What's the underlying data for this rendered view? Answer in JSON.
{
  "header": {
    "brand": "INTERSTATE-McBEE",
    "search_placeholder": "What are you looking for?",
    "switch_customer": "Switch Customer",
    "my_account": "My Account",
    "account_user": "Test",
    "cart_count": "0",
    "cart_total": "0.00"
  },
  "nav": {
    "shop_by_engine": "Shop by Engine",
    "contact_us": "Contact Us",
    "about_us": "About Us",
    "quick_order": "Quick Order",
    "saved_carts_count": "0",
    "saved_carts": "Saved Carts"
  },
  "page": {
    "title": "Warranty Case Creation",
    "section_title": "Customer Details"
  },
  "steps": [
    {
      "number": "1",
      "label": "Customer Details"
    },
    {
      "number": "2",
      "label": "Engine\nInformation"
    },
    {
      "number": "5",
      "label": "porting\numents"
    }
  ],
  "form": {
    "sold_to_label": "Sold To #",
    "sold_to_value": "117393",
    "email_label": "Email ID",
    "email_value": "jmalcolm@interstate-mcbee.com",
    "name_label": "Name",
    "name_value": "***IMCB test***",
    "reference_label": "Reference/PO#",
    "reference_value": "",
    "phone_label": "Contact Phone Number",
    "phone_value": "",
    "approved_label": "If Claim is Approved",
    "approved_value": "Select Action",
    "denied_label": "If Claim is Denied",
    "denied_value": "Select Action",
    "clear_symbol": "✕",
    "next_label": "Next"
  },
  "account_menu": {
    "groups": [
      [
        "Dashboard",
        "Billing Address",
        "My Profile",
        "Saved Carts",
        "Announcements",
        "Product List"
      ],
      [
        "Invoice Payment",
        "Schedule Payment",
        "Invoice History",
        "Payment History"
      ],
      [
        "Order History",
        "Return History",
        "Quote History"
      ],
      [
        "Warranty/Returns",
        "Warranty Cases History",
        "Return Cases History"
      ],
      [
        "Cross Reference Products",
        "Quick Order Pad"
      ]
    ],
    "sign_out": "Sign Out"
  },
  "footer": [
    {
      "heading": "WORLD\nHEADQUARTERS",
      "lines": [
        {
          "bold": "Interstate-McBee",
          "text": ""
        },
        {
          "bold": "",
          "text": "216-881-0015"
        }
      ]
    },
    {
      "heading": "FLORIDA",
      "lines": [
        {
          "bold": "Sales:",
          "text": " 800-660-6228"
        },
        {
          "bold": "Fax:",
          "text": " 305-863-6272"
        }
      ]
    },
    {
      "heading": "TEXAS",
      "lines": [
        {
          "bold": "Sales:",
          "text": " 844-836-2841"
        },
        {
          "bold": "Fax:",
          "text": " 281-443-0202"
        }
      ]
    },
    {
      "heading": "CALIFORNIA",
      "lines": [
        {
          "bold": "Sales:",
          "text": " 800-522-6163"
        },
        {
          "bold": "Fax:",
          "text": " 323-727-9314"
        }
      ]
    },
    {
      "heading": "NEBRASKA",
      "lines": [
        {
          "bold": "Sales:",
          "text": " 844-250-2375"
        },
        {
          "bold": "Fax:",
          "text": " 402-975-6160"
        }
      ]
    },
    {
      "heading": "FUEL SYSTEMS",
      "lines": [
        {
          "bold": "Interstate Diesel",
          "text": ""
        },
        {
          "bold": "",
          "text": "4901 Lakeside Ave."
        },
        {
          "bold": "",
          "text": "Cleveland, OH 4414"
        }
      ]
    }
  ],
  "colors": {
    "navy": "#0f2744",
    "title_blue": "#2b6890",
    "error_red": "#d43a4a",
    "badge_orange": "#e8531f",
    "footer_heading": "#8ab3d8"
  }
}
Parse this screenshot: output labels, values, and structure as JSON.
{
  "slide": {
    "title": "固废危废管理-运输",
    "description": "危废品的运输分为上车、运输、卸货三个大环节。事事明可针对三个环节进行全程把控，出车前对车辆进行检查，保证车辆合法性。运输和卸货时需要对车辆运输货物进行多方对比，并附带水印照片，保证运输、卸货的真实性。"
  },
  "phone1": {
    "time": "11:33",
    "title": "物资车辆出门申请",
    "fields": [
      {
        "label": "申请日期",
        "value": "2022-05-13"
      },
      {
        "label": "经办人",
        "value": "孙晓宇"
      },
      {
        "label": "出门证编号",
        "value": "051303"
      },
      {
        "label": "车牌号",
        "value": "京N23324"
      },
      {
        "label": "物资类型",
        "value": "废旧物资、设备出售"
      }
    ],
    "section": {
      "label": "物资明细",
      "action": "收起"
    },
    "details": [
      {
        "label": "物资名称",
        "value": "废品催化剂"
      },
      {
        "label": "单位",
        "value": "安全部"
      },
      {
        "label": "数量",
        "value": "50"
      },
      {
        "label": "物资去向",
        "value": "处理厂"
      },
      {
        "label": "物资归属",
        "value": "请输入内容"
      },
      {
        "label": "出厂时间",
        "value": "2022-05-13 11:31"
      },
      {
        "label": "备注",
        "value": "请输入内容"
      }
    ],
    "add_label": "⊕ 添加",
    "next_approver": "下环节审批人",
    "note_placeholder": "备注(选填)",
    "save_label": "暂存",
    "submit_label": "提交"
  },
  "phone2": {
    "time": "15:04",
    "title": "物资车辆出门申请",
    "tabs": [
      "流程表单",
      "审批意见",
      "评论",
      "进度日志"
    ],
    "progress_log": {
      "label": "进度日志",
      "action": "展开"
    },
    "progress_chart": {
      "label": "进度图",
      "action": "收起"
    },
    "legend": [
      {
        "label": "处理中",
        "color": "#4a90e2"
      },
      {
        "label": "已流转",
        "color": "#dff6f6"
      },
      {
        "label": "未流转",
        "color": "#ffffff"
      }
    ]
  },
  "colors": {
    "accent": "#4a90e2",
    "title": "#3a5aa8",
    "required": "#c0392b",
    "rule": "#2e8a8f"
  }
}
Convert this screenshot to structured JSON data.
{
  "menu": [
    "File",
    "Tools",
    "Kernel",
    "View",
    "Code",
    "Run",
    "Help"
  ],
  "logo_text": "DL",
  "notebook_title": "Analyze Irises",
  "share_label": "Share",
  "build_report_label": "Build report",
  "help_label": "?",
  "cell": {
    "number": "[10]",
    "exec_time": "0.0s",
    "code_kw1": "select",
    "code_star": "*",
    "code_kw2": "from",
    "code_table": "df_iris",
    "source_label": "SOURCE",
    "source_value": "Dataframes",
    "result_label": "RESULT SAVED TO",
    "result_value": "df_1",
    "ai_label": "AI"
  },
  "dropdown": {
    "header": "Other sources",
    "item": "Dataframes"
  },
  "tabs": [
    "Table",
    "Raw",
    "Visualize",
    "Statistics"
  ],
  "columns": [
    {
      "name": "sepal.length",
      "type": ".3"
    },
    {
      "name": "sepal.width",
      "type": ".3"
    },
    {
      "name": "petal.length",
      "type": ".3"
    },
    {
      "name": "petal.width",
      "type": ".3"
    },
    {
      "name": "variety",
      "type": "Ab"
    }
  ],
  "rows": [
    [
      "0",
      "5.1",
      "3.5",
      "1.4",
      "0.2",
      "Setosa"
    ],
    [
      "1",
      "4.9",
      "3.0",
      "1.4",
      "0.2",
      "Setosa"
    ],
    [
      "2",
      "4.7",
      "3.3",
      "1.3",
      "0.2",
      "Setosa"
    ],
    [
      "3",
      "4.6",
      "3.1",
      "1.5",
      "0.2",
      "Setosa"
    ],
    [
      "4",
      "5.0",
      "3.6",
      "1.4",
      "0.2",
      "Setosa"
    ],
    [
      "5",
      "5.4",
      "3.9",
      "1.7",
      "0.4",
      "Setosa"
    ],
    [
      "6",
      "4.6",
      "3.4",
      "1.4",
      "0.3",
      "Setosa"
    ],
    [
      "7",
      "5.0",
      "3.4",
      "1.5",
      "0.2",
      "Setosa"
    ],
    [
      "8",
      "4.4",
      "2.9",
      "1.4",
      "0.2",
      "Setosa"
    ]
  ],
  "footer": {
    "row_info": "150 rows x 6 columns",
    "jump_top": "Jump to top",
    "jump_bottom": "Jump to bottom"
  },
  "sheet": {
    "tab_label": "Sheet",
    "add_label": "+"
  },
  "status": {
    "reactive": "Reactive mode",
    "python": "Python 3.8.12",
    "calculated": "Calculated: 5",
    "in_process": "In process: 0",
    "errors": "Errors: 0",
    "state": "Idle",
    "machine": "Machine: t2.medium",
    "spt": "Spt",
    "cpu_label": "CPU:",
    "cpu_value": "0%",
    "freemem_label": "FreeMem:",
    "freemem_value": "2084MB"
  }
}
______
# Work to do:
Look for the word "History" in every line of the listing and copy the lines that have it.

# Response to the exercise:
        "Invoice History",
        "Payment History"
        "Order History",
        "Return History",
        "Quote History"
        "Warranty Cases History",
        "Return Cases History"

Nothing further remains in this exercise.